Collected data
# # # # # # #

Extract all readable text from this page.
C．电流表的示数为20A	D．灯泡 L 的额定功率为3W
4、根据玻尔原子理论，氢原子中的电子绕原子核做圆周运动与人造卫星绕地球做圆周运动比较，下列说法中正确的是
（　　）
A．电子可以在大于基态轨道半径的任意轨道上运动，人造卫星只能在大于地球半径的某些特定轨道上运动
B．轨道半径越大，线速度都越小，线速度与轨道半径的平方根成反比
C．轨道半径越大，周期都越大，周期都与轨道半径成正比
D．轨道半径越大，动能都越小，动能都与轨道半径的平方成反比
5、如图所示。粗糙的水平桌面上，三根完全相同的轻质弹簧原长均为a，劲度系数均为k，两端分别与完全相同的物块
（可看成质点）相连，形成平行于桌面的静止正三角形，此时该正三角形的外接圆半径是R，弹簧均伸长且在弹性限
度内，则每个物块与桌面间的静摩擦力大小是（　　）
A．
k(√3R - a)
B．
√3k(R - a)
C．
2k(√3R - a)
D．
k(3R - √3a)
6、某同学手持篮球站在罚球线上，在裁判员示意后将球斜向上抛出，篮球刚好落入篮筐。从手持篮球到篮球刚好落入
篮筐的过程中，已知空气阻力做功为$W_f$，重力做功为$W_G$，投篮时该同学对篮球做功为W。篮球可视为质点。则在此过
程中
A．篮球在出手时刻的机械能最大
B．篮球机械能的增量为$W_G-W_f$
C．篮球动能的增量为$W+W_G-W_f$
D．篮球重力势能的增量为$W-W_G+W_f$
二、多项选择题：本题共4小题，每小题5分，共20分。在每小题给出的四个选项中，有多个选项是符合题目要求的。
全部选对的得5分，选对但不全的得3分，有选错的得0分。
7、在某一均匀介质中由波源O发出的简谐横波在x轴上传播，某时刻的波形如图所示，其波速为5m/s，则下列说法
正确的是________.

# # # # # # #

### WHAT IS EXPECTED
Search the listing for the string "轨道半径越大". Copy each line where it turns up.

### EXERCISE OUTPUT
B．轨道半径越大，线速度都越小，线速度与轨道半径的平方根成反比
C．轨道半径越大，周期都越大，周期都与轨道半径成正比
D．轨道半径越大，动能都越小，动能都与轨道半径的平方成反比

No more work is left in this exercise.